Dataset entries:
--- START ---
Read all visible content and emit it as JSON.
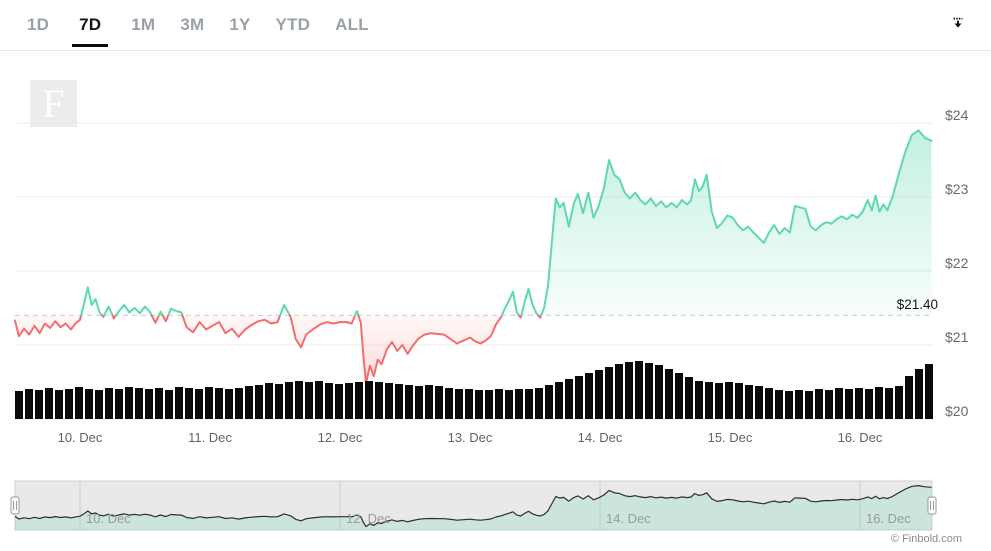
{
  "header": {
    "ranges": [
      {
        "label": "1D",
        "active": false
      },
      {
        "label": "7D",
        "active": true
      },
      {
        "label": "1M",
        "active": false
      },
      {
        "label": "3M",
        "active": false
      },
      {
        "label": "1Y",
        "active": false
      },
      {
        "label": "YTD",
        "active": false
      },
      {
        "label": "ALL",
        "active": false
      }
    ]
  },
  "watermark": {
    "letter": "F"
  },
  "footer": {
    "credit": "© Finbold.com"
  },
  "chart_data": {
    "type": "line",
    "title": "",
    "legend": "none",
    "grid": true,
    "ylim": [
      19.9,
      24.3
    ],
    "xlim_days": [
      9.5,
      16.55
    ],
    "threshold": 21.4,
    "current_price": {
      "label": "$21.40",
      "value": 21.4
    },
    "colors": {
      "up": "#5fd8b0",
      "down": "#f36d6d",
      "volume": "#0a0a0a"
    },
    "y_ticks": [
      {
        "label": "$24",
        "value": 24
      },
      {
        "label": "$23",
        "value": 23
      },
      {
        "label": "$22",
        "value": 22
      },
      {
        "label": "$21",
        "value": 21
      },
      {
        "label": "$20",
        "value": 20
      }
    ],
    "x_ticks": [
      {
        "label": "10. Dec",
        "day": 10
      },
      {
        "label": "11. Dec",
        "day": 11
      },
      {
        "label": "12. Dec",
        "day": 12
      },
      {
        "label": "13. Dec",
        "day": 13
      },
      {
        "label": "14. Dec",
        "day": 14
      },
      {
        "label": "15. Dec",
        "day": 15
      },
      {
        "label": "16. Dec",
        "day": 16
      }
    ],
    "navigator": {
      "x_ticks": [
        {
          "label": "10. Dec",
          "day": 10
        },
        {
          "label": "12. Dec",
          "day": 12
        },
        {
          "label": "14. Dec",
          "day": 14
        },
        {
          "label": "16. Dec",
          "day": 16
        }
      ]
    },
    "series": [
      {
        "name": "price_usd",
        "points": [
          [
            9.5,
            21.33
          ],
          [
            9.53,
            21.12
          ],
          [
            9.57,
            21.22
          ],
          [
            9.61,
            21.14
          ],
          [
            9.65,
            21.26
          ],
          [
            9.69,
            21.16
          ],
          [
            9.73,
            21.29
          ],
          [
            9.77,
            21.23
          ],
          [
            9.81,
            21.32
          ],
          [
            9.85,
            21.24
          ],
          [
            9.89,
            21.29
          ],
          [
            9.93,
            21.21
          ],
          [
            9.97,
            21.3
          ],
          [
            10.0,
            21.34
          ],
          [
            10.03,
            21.55
          ],
          [
            10.06,
            21.78
          ],
          [
            10.09,
            21.54
          ],
          [
            10.12,
            21.62
          ],
          [
            10.15,
            21.44
          ],
          [
            10.18,
            21.38
          ],
          [
            10.22,
            21.52
          ],
          [
            10.26,
            21.36
          ],
          [
            10.3,
            21.46
          ],
          [
            10.34,
            21.54
          ],
          [
            10.38,
            21.44
          ],
          [
            10.42,
            21.5
          ],
          [
            10.46,
            21.43
          ],
          [
            10.5,
            21.52
          ],
          [
            10.54,
            21.44
          ],
          [
            10.58,
            21.3
          ],
          [
            10.62,
            21.45
          ],
          [
            10.66,
            21.32
          ],
          [
            10.7,
            21.49
          ],
          [
            10.74,
            21.46
          ],
          [
            10.78,
            21.44
          ],
          [
            10.82,
            21.24
          ],
          [
            10.87,
            21.17
          ],
          [
            10.92,
            21.31
          ],
          [
            10.97,
            21.21
          ],
          [
            11.02,
            21.26
          ],
          [
            11.07,
            21.31
          ],
          [
            11.12,
            21.16
          ],
          [
            11.17,
            21.22
          ],
          [
            11.22,
            21.11
          ],
          [
            11.27,
            21.21
          ],
          [
            11.32,
            21.27
          ],
          [
            11.37,
            21.32
          ],
          [
            11.42,
            21.34
          ],
          [
            11.47,
            21.29
          ],
          [
            11.52,
            21.31
          ],
          [
            11.57,
            21.54
          ],
          [
            11.62,
            21.38
          ],
          [
            11.66,
            21.08
          ],
          [
            11.7,
            20.97
          ],
          [
            11.74,
            21.14
          ],
          [
            11.79,
            21.21
          ],
          [
            11.85,
            21.28
          ],
          [
            11.9,
            21.31
          ],
          [
            11.95,
            21.29
          ],
          [
            12.0,
            21.31
          ],
          [
            12.05,
            21.31
          ],
          [
            12.09,
            21.29
          ],
          [
            12.13,
            21.46
          ],
          [
            12.16,
            21.3
          ],
          [
            12.18,
            20.85
          ],
          [
            12.2,
            20.48
          ],
          [
            12.23,
            20.72
          ],
          [
            12.26,
            20.58
          ],
          [
            12.29,
            20.8
          ],
          [
            12.32,
            20.74
          ],
          [
            12.36,
            20.94
          ],
          [
            12.4,
            21.04
          ],
          [
            12.44,
            20.92
          ],
          [
            12.48,
            21.0
          ],
          [
            12.52,
            20.88
          ],
          [
            12.56,
            20.99
          ],
          [
            12.6,
            21.08
          ],
          [
            12.65,
            21.14
          ],
          [
            12.7,
            21.16
          ],
          [
            12.75,
            21.15
          ],
          [
            12.8,
            21.14
          ],
          [
            12.85,
            21.08
          ],
          [
            12.9,
            21.02
          ],
          [
            12.95,
            21.06
          ],
          [
            13.0,
            21.1
          ],
          [
            13.04,
            21.05
          ],
          [
            13.08,
            21.02
          ],
          [
            13.12,
            21.06
          ],
          [
            13.16,
            21.12
          ],
          [
            13.2,
            21.28
          ],
          [
            13.24,
            21.38
          ],
          [
            13.27,
            21.5
          ],
          [
            13.3,
            21.6
          ],
          [
            13.33,
            21.72
          ],
          [
            13.36,
            21.44
          ],
          [
            13.39,
            21.37
          ],
          [
            13.42,
            21.58
          ],
          [
            13.45,
            21.76
          ],
          [
            13.48,
            21.55
          ],
          [
            13.51,
            21.43
          ],
          [
            13.54,
            21.37
          ],
          [
            13.57,
            21.5
          ],
          [
            13.6,
            21.8
          ],
          [
            13.63,
            22.4
          ],
          [
            13.66,
            22.98
          ],
          [
            13.69,
            22.86
          ],
          [
            13.72,
            22.92
          ],
          [
            13.76,
            22.6
          ],
          [
            13.8,
            22.92
          ],
          [
            13.83,
            23.04
          ],
          [
            13.87,
            22.78
          ],
          [
            13.91,
            23.06
          ],
          [
            13.95,
            22.72
          ],
          [
            13.99,
            22.88
          ],
          [
            14.03,
            23.12
          ],
          [
            14.07,
            23.5
          ],
          [
            14.11,
            23.3
          ],
          [
            14.15,
            23.24
          ],
          [
            14.19,
            23.06
          ],
          [
            14.23,
            22.98
          ],
          [
            14.27,
            23.06
          ],
          [
            14.31,
            22.96
          ],
          [
            14.35,
            22.9
          ],
          [
            14.39,
            22.98
          ],
          [
            14.43,
            22.88
          ],
          [
            14.47,
            22.94
          ],
          [
            14.51,
            22.86
          ],
          [
            14.55,
            22.92
          ],
          [
            14.59,
            22.86
          ],
          [
            14.63,
            22.96
          ],
          [
            14.67,
            22.9
          ],
          [
            14.7,
            22.95
          ],
          [
            14.73,
            23.24
          ],
          [
            14.76,
            23.08
          ],
          [
            14.79,
            23.14
          ],
          [
            14.82,
            23.3
          ],
          [
            14.86,
            22.8
          ],
          [
            14.9,
            22.58
          ],
          [
            14.94,
            22.65
          ],
          [
            14.98,
            22.75
          ],
          [
            15.02,
            22.72
          ],
          [
            15.06,
            22.62
          ],
          [
            15.1,
            22.55
          ],
          [
            15.14,
            22.6
          ],
          [
            15.18,
            22.52
          ],
          [
            15.22,
            22.45
          ],
          [
            15.26,
            22.38
          ],
          [
            15.3,
            22.52
          ],
          [
            15.34,
            22.62
          ],
          [
            15.38,
            22.5
          ],
          [
            15.42,
            22.58
          ],
          [
            15.46,
            22.52
          ],
          [
            15.5,
            22.88
          ],
          [
            15.54,
            22.86
          ],
          [
            15.58,
            22.84
          ],
          [
            15.62,
            22.6
          ],
          [
            15.66,
            22.55
          ],
          [
            15.7,
            22.62
          ],
          [
            15.74,
            22.66
          ],
          [
            15.78,
            22.64
          ],
          [
            15.82,
            22.7
          ],
          [
            15.86,
            22.74
          ],
          [
            15.9,
            22.7
          ],
          [
            15.94,
            22.76
          ],
          [
            15.98,
            22.72
          ],
          [
            16.02,
            22.8
          ],
          [
            16.06,
            22.96
          ],
          [
            16.09,
            22.82
          ],
          [
            16.12,
            23.02
          ],
          [
            16.15,
            22.8
          ],
          [
            16.18,
            22.9
          ],
          [
            16.21,
            22.82
          ],
          [
            16.25,
            23.0
          ],
          [
            16.3,
            23.32
          ],
          [
            16.35,
            23.62
          ],
          [
            16.4,
            23.84
          ],
          [
            16.45,
            23.9
          ],
          [
            16.5,
            23.8
          ],
          [
            16.55,
            23.76
          ]
        ]
      }
    ],
    "volume_bars": [
      28,
      30,
      29,
      31,
      29,
      30,
      32,
      30,
      29,
      31,
      30,
      32,
      31,
      30,
      31,
      29,
      32,
      31,
      30,
      32,
      31,
      30,
      31,
      33,
      34,
      36,
      35,
      37,
      38,
      37,
      38,
      36,
      35,
      36,
      37,
      38,
      37,
      36,
      35,
      34,
      33,
      34,
      33,
      31,
      30,
      30,
      29,
      29,
      30,
      29,
      30,
      30,
      31,
      34,
      37,
      40,
      43,
      46,
      49,
      52,
      55,
      57,
      58,
      56,
      54,
      50,
      46,
      42,
      38,
      37,
      36,
      37,
      36,
      34,
      33,
      31,
      29,
      28,
      29,
      28,
      30,
      29,
      31,
      30,
      31,
      30,
      32,
      31,
      33,
      43,
      50,
      55
    ]
  }
}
--- END ---
Short task:
Pull every line containing the word "value" out of the material.

Completed task:
      "value": 21.4
        "value": 24
        "value": 23
        "value": 22
        "value": 21
        "value": 20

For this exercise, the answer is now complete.